> _GIVEN PROBLEM_: Copy the lines holding the word "figure", all of them.

Start of EXERCISE INPUTS

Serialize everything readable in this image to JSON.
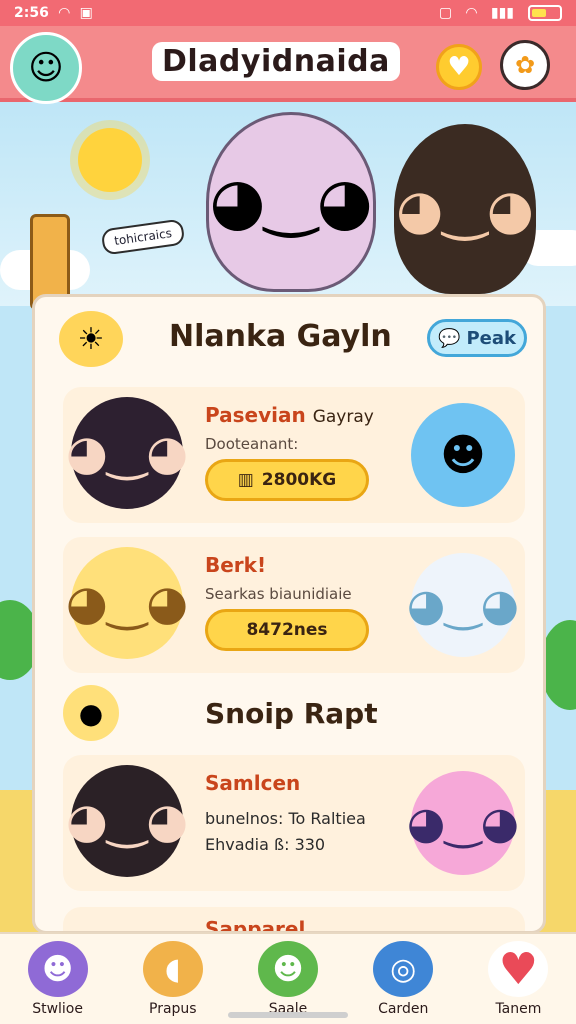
{
  "status": {
    "time": "2:56"
  },
  "header": {
    "title": "Dladyidnaida"
  },
  "hero": {
    "bubble_text": "tohicraics"
  },
  "panel": {
    "title": "Nlanka Gayln",
    "peek_button": "Peak",
    "cards": [
      {
        "name": "Pasevian",
        "name_suffix": "Gayray",
        "subtitle": "Dooteanant:",
        "pill": "2800KG"
      },
      {
        "name": "Berk!",
        "subtitle": "Searkas biaunidiaie",
        "pill": "8472nes"
      }
    ],
    "section_title": "Snoip Rapt",
    "card3": {
      "name": "Samlcen",
      "line1": "bunelnos: To Raltiea",
      "line2": "Ehvadia ß: 330"
    },
    "partial_card_label": "Sapparel"
  },
  "bottom_nav": [
    {
      "label": "Stwlioe",
      "icon": "monster-icon",
      "color": "#8f6ad6"
    },
    {
      "label": "Prapus",
      "icon": "fish-icon",
      "color": "#f1b24a"
    },
    {
      "label": "Saale",
      "icon": "blob-icon",
      "color": "#5fb84c"
    },
    {
      "label": "Carden",
      "icon": "compass-icon",
      "color": "#3f86d6"
    },
    {
      "label": "Tanem",
      "icon": "heart-icon",
      "color": "#ea4a58"
    }
  ]
}
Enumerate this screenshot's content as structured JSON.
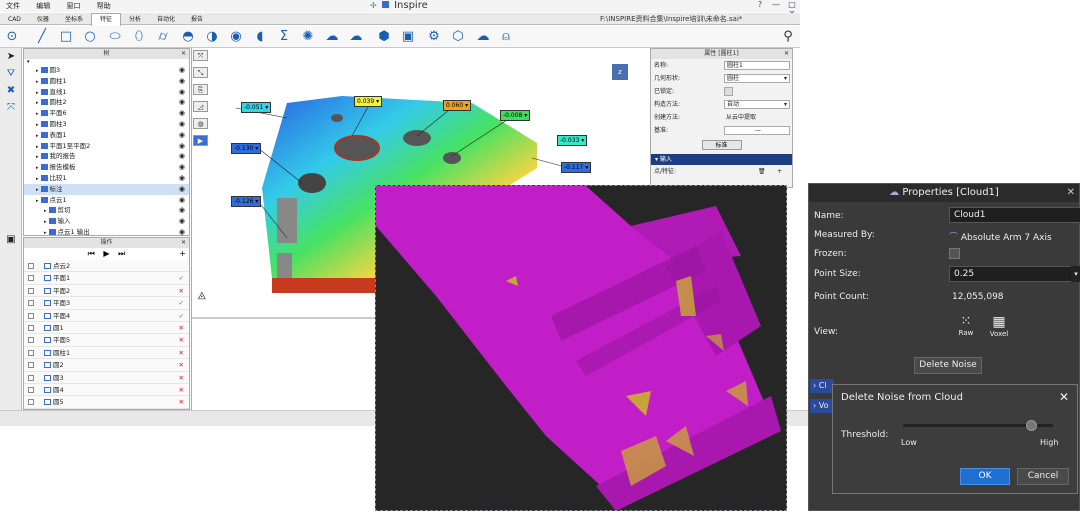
{
  "menu": [
    "文件",
    "编辑",
    "窗口",
    "帮助"
  ],
  "app_title": "Inspire",
  "window_controls": [
    "?",
    "—",
    "□",
    "✕"
  ],
  "tabs": [
    {
      "label": "CAD",
      "active": false
    },
    {
      "label": "仪器",
      "active": false
    },
    {
      "label": "坐标系",
      "active": false
    },
    {
      "label": "特征",
      "active": true
    },
    {
      "label": "分析",
      "active": false
    },
    {
      "label": "自动化",
      "active": false
    },
    {
      "label": "报告",
      "active": false
    }
  ],
  "file_path": "F:\\INSPIRE资料合集\\Inspire培训\\未命名.sai*",
  "toolbar_icons": [
    "point-icon",
    "line-icon",
    "square-icon",
    "circle-icon",
    "slot-icon",
    "ellipse-icon",
    "cylinder-icon",
    "cone-icon",
    "sphere-icon",
    "torus-icon",
    "surface-icon",
    "sum-icon",
    "cloud-icon",
    "cloud-icon",
    "cube-icon",
    "cube-icon",
    "gear-icon",
    "cube-icon",
    "cloud-icon",
    "probe-icon"
  ],
  "tree_panel": {
    "title": "树",
    "items": [
      {
        "label": "圆3",
        "indent": 1
      },
      {
        "label": "圆柱1",
        "indent": 1
      },
      {
        "label": "直线1",
        "indent": 1
      },
      {
        "label": "圆柱2",
        "indent": 1
      },
      {
        "label": "平面6",
        "indent": 1
      },
      {
        "label": "圆柱3",
        "indent": 1
      },
      {
        "label": "表面1",
        "indent": 1
      },
      {
        "label": "平面1至平面2",
        "indent": 1
      },
      {
        "label": "我的报告",
        "indent": 1
      },
      {
        "label": "报告模板",
        "indent": 1
      },
      {
        "label": "比较1",
        "indent": 1
      },
      {
        "label": "标注",
        "indent": 1,
        "selected": true
      },
      {
        "label": "点云1",
        "indent": 1
      },
      {
        "label": "剪切",
        "indent": 2
      },
      {
        "label": "输入",
        "indent": 2
      },
      {
        "label": "点云1 输出",
        "indent": 2
      }
    ]
  },
  "op_panel": {
    "title": "操作",
    "rows": [
      {
        "label": "点云2",
        "status": ""
      },
      {
        "label": "平面1",
        "status": "ok"
      },
      {
        "label": "平面2",
        "status": "no"
      },
      {
        "label": "平面3",
        "status": "ok"
      },
      {
        "label": "平面4",
        "status": "ok"
      },
      {
        "label": "圆1",
        "status": "no"
      },
      {
        "label": "平面5",
        "status": "no"
      },
      {
        "label": "圆柱1",
        "status": "no"
      },
      {
        "label": "圆2",
        "status": "no"
      },
      {
        "label": "圆3",
        "status": "no"
      },
      {
        "label": "圆4",
        "status": "no"
      },
      {
        "label": "圆5",
        "status": "no"
      }
    ]
  },
  "deviation_labels": [
    {
      "text": "-0.051",
      "color": "#35d3e8"
    },
    {
      "text": "0.039",
      "color": "#f2f23a"
    },
    {
      "text": "0.060",
      "color": "#f2a21a"
    },
    {
      "text": "-0.008",
      "color": "#3ee05a"
    },
    {
      "text": "-0.033",
      "color": "#35e8c8"
    },
    {
      "text": "-0.130",
      "color": "#2f6de0"
    },
    {
      "text": "-0.117",
      "color": "#2f6de0"
    },
    {
      "text": "-0.126",
      "color": "#2f6de0"
    }
  ],
  "properties_small": {
    "title": "属性 [圆柱1]",
    "rows": [
      {
        "label": "名称:",
        "value": "圆柱1",
        "kind": "input"
      },
      {
        "label": "几何形状:",
        "value": "圆柱",
        "kind": "select"
      },
      {
        "label": "已锁定:",
        "value": "",
        "kind": "check"
      },
      {
        "label": "构造方法:",
        "value": "自动",
        "kind": "select"
      },
      {
        "label": "创建方法:",
        "value": "从云中提取",
        "kind": "text"
      },
      {
        "label": "基准:",
        "value": "—",
        "kind": "input"
      }
    ],
    "button": "标准",
    "section": "输入",
    "footer_label": "点/特征:"
  },
  "properties": {
    "title": "Properties [Cloud1]",
    "name_label": "Name:",
    "name_value": "Cloud1",
    "measured_by_label": "Measured By:",
    "measured_by_value": "Absolute Arm 7 Axis",
    "frozen_label": "Frozen:",
    "point_size_label": "Point Size:",
    "point_size_value": "0.25",
    "point_count_label": "Point Count:",
    "point_count_value": "12,055,098",
    "view_label": "View:",
    "view_raw": "Raw",
    "view_voxel": "Voxel",
    "delete_noise_button": "Delete Noise",
    "collapsed_sections": [
      "Cl",
      "Vo"
    ]
  },
  "noise_dialog": {
    "title": "Delete Noise from Cloud",
    "threshold_label": "Threshold:",
    "low_label": "Low",
    "high_label": "High",
    "slider_value": 0.85,
    "ok": "OK",
    "cancel": "Cancel"
  },
  "colors": {
    "accent": "#1a5db5",
    "dialog_bg": "#3a3a3a",
    "ok_button": "#1f6fd0",
    "cloud_magenta": "#c21ec8"
  }
}
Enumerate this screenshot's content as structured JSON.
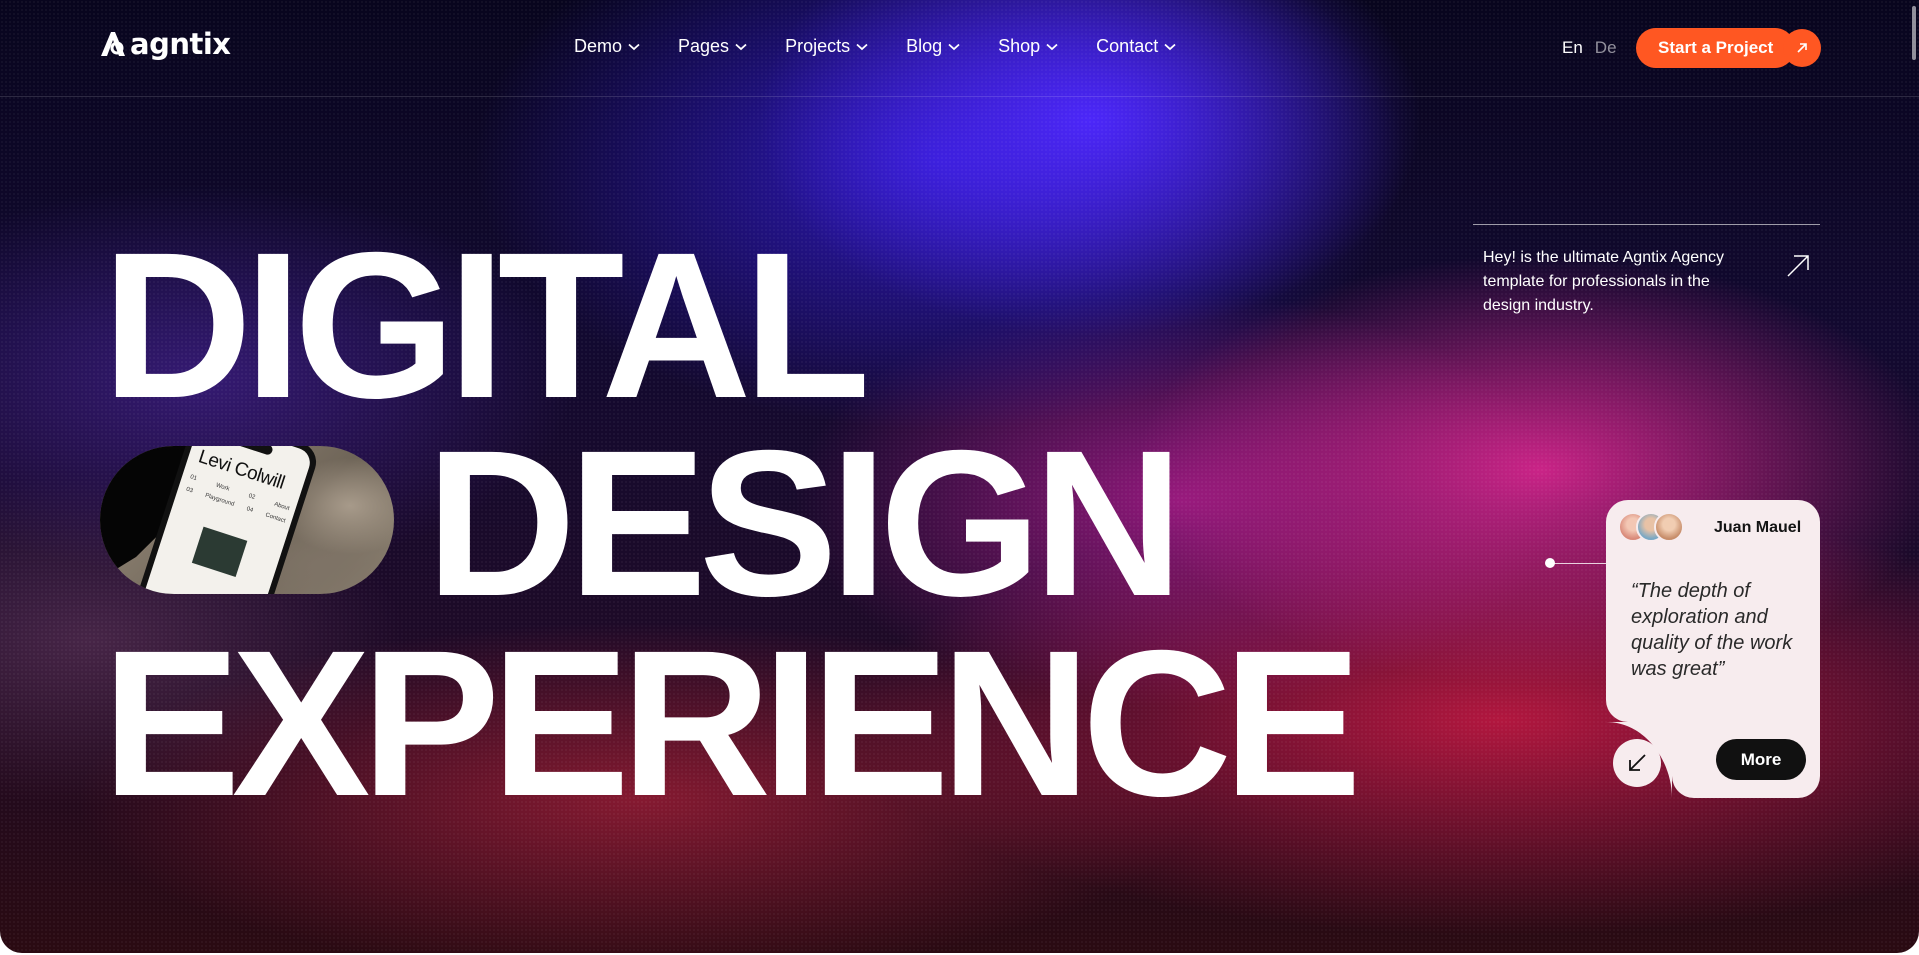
{
  "brand": {
    "name": "agntix"
  },
  "nav": {
    "items": [
      {
        "label": "Demo"
      },
      {
        "label": "Pages"
      },
      {
        "label": "Projects"
      },
      {
        "label": "Blog"
      },
      {
        "label": "Shop"
      },
      {
        "label": "Contact"
      }
    ]
  },
  "language": {
    "active": "En",
    "other": "De"
  },
  "cta": {
    "label": "Start a Project"
  },
  "hero": {
    "line1": "DIGITAL",
    "line2": "DESIGN",
    "line3": "EXPERIENCE",
    "intro": "Hey! is the ultimate Agntix Agency template for professionals in the design industry."
  },
  "phone_mockup": {
    "title": "Levi Colwill",
    "menu": [
      {
        "num": "01",
        "label": "Work"
      },
      {
        "num": "02",
        "label": "About"
      },
      {
        "num": "03",
        "label": "Playground"
      },
      {
        "num": "04",
        "label": "Contact"
      }
    ]
  },
  "testimonial": {
    "name": "Juan Mauel",
    "quote": "“The depth of exploration and quality of the work was great”",
    "more_label": "More"
  },
  "colors": {
    "accent": "#ff5722",
    "card": "#f7ecee",
    "dark": "#111111"
  }
}
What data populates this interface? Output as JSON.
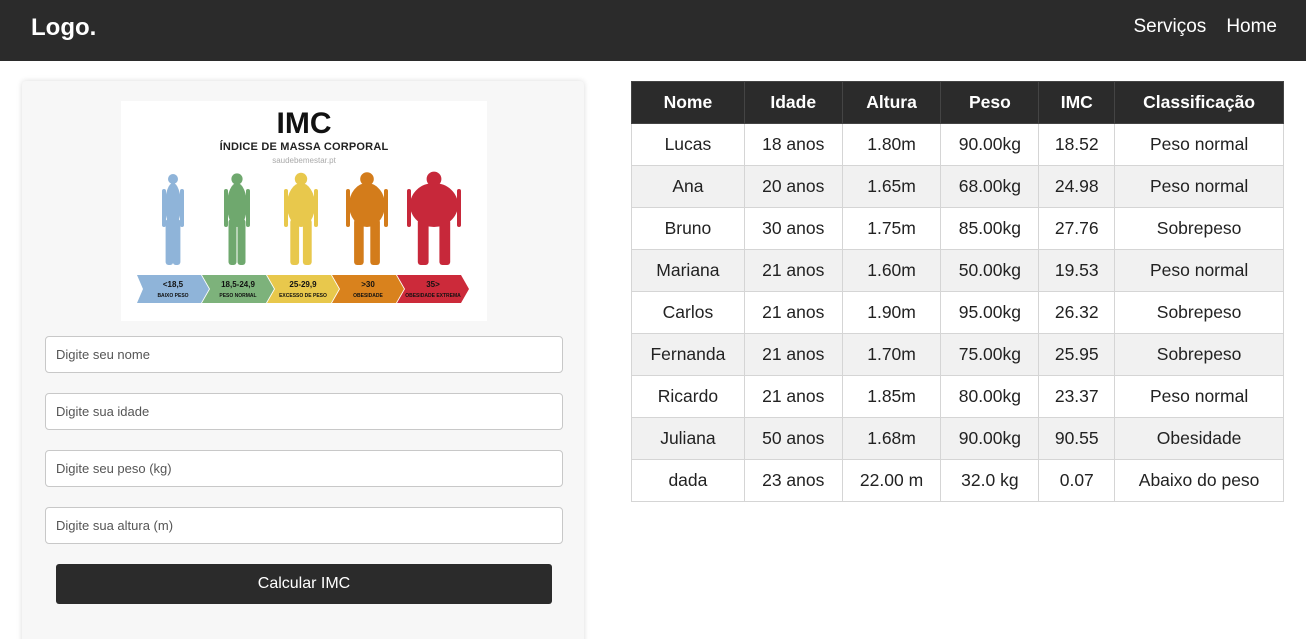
{
  "header": {
    "logo": "Logo.",
    "nav": [
      "Serviços",
      "Home"
    ]
  },
  "banner": {
    "title": "IMC",
    "subtitle": "ÍNDICE DE MASSA CORPORAL",
    "site": "saudebemestar.pt",
    "categories": [
      {
        "range": "<18,5",
        "label": "BAIXO PESO",
        "color": "#8fb4d9",
        "figure": "#8fb4d9"
      },
      {
        "range": "18,5-24,9",
        "label": "PESO NORMAL",
        "color": "#7db27b",
        "figure": "#6fa86e"
      },
      {
        "range": "25-29,9",
        "label": "EXCESSO DE PESO",
        "color": "#e8c84c",
        "figure": "#e8c84c"
      },
      {
        "range": ">30",
        "label": "OBESIDADE",
        "color": "#d9821d",
        "figure": "#d37c1b"
      },
      {
        "range": "35>",
        "label": "OBESIDADE EXTREMA",
        "color": "#cc2a3a",
        "figure": "#c7283a"
      }
    ]
  },
  "form": {
    "name_placeholder": "Digite seu nome",
    "age_placeholder": "Digite sua idade",
    "weight_placeholder": "Digite seu peso (kg)",
    "height_placeholder": "Digite sua altura (m)",
    "submit_label": "Calcular IMC"
  },
  "table": {
    "headers": [
      "Nome",
      "Idade",
      "Altura",
      "Peso",
      "IMC",
      "Classificação"
    ],
    "rows": [
      [
        "Lucas",
        "18 anos",
        "1.80m",
        "90.00kg",
        "18.52",
        "Peso normal"
      ],
      [
        "Ana",
        "20 anos",
        "1.65m",
        "68.00kg",
        "24.98",
        "Peso normal"
      ],
      [
        "Bruno",
        "30 anos",
        "1.75m",
        "85.00kg",
        "27.76",
        "Sobrepeso"
      ],
      [
        "Mariana",
        "21 anos",
        "1.60m",
        "50.00kg",
        "19.53",
        "Peso normal"
      ],
      [
        "Carlos",
        "21 anos",
        "1.90m",
        "95.00kg",
        "26.32",
        "Sobrepeso"
      ],
      [
        "Fernanda",
        "21 anos",
        "1.70m",
        "75.00kg",
        "25.95",
        "Sobrepeso"
      ],
      [
        "Ricardo",
        "21 anos",
        "1.85m",
        "80.00kg",
        "23.37",
        "Peso normal"
      ],
      [
        "Juliana",
        "50 anos",
        "1.68m",
        "90.00kg",
        "90.55",
        "Obesidade"
      ],
      [
        "dada",
        "23 anos",
        "22.00 m",
        "32.0 kg",
        "0.07",
        "Abaixo do peso"
      ]
    ]
  }
}
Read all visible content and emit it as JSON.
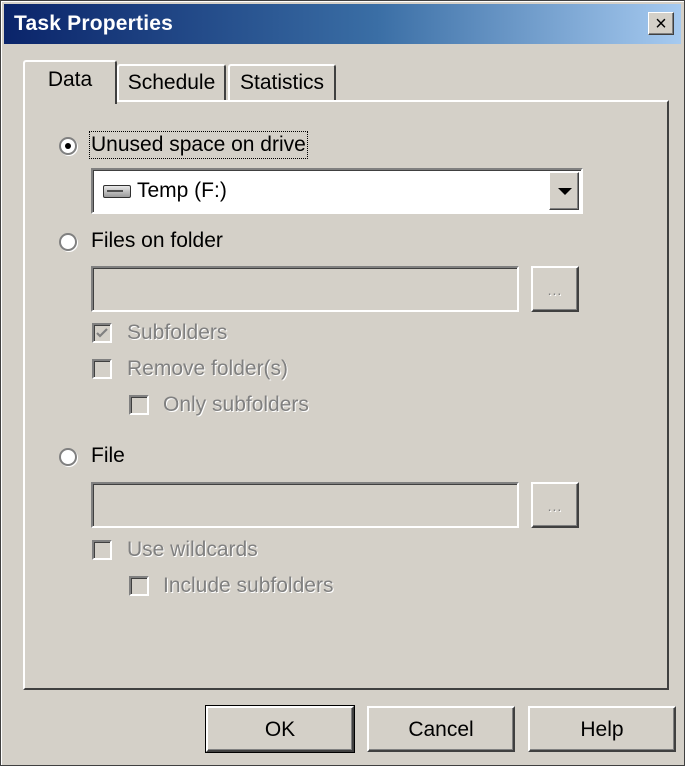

End of EXERCISE INPUTS

> _SOLUTION TO THIS PROBLEM_:
        "figure": "#8fb4d9"
        "figure": "#6fa86e"
        "figure": "#e8c84c"
        "figure": "#d37c1b"
        "figure": "#c7283a"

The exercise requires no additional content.